Objetivo de la tarea: ¿Concuerdan con el fragmento estas afirmaciones? 1. Los fallecidos por la pandemia rondan los 16.500 en veintiún meses. 2. Los funcionarios involucrados en irregularidades fueron destituidos. 3. La lucha contra la corrupción fue la principal promesa electoral del presidente. Responda sí o no a cada una y cite textualmente las palabras decisivas.

Fragmento:
━━━━━━━━━━

Lo irrebatiblemente cierto es que los recursos fijados para combatir la pandemia no fueron utilizados correctamente. Más allá del alma negra de la corrupción que lucró con la muerte de los compatriotas, el Gobierno nunca encontró la requerida claridad intelectual para establecer un programa de prevención que no fueran medidas restrictivas a la libertad. La gran mayoría decidimos ceder nuestros derechos individuales entendiendo la salud como una obligación social. Sin embargo, no se anticiparon infraestructuras de contingencias, insumos básicos, aumentar las camas para terapias, probablemente pensando que esa baja incidencia de mortalidad de los primeros meses iba a mantenerse hasta, finalmente, desaparecer. Se apostó al azar. Con improvisaciones, sin proyecciones científicas, sin una estrategia comunicacional y, peor, con una voracidad corrupta que no respetó ni la desgracia de miles de familias. Así llegaron los arrasadores picos diarios de fallecidos que a la fecha están por los 16.500 en veintiún meses (de marzo del 2020 a noviembre del 2021). Hilando más fino, son 786 muertes por mes, lo que nos da un promedio de 26 fallecidos por día. Al Gobierno, por lo visto, le parece una cifra irrisoria porque en cuanta ocasión se presenta alardea de su “exitosa campaña contra el covid”.

Este gobierno ha fracasado en todos los frentes. Su mayor déficit es la lucha contra la corrupción, que fue la principal promesa electoral del presidente Mario Abdo Benítez. No solamente fracasó en erradicarla o, al menos, reducirla, sino que se mostró reacio a destituir a aquellos funcionarios que estaban directamente involucrados en irregularidades evidenciadas en los medios de comunicación. Solo cuando la presión ciudadana se volvió insostenible fueron invitados a renunciar. Ni siquiera fueron destituidos. Sobre este mismo tema ya hemos insistido en infinidad de editoriales, casi con los mismos términos, y lo seguiremos haciendo para que la sociedad tenga memoria de que la realidad siempre disipa el humo de la propaganda sin sustento en los hechos. Es imposible evaluar una gestión por resultados cuando la incompetencia es privilegiada por encima de la idoneidad.

Las actuales autoridades han propiciado una decadencia moral pocas veces vista en el manejo del Estado. Con instituciones que hasta la fecha se niegan a cumplir con la Ley de Transparencia. Con legados deplorables como ese adefesio arquitectónico denominado por la gente como la “pasarela de oro” y que merecidamente puede pasar a la historia como otro monumento a la corrupción. Mientras, para desviar la atención de las urgencias que nos asfixian en materia de seguridad, salud, educación, tierra y trabajo, el Gobierno ha recurrido a la estrategia de la distracción. Y pone en el escenario a sus adiestrados bufones intentando entretener al público. En tanto, el Vicepresidente de la República y aspirante al sillón de López reivindica una de las dictaduras más sangrientas que nos tocó vivir en el pasado reciente. Pero como decía un profesional de la comunicación: el humo no dura para siempre. Tampoco los malos gobiernos.

━━━━━━━━━━

[Elementos de datos]
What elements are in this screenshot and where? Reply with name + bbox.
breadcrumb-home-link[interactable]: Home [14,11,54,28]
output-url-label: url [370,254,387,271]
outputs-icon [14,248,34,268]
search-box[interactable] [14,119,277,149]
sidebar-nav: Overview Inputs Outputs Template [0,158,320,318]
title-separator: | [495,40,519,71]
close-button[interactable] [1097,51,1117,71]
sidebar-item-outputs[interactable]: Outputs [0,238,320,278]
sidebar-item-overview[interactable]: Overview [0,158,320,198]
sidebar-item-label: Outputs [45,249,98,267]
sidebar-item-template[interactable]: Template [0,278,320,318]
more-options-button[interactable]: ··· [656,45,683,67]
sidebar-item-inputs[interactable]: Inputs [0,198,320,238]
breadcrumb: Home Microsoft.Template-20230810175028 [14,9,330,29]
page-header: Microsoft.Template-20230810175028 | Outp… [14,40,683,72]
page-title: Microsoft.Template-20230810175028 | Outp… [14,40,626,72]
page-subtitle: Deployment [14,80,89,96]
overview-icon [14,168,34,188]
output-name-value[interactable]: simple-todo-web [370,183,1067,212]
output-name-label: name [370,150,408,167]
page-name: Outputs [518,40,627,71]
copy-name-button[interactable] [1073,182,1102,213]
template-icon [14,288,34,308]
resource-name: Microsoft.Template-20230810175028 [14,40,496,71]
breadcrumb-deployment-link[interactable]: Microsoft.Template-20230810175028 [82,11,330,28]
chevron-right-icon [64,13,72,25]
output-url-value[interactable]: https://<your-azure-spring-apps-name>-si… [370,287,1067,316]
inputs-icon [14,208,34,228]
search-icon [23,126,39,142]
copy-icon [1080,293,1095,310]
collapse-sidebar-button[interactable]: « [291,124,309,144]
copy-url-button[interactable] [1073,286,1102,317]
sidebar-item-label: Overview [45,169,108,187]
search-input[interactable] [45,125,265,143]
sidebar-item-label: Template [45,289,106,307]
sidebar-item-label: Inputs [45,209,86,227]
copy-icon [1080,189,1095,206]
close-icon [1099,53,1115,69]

━━━━━━━━━━

Respuesta escrita:
1. Sí: «a la fecha están por los 16.500 en veintiún meses».
2. No: «fueron invitados a renunciar. Ni siquiera fueron destituidos».
3. Sí: «fue la principal promesa electoral del presidente Mario Abdo Benítez».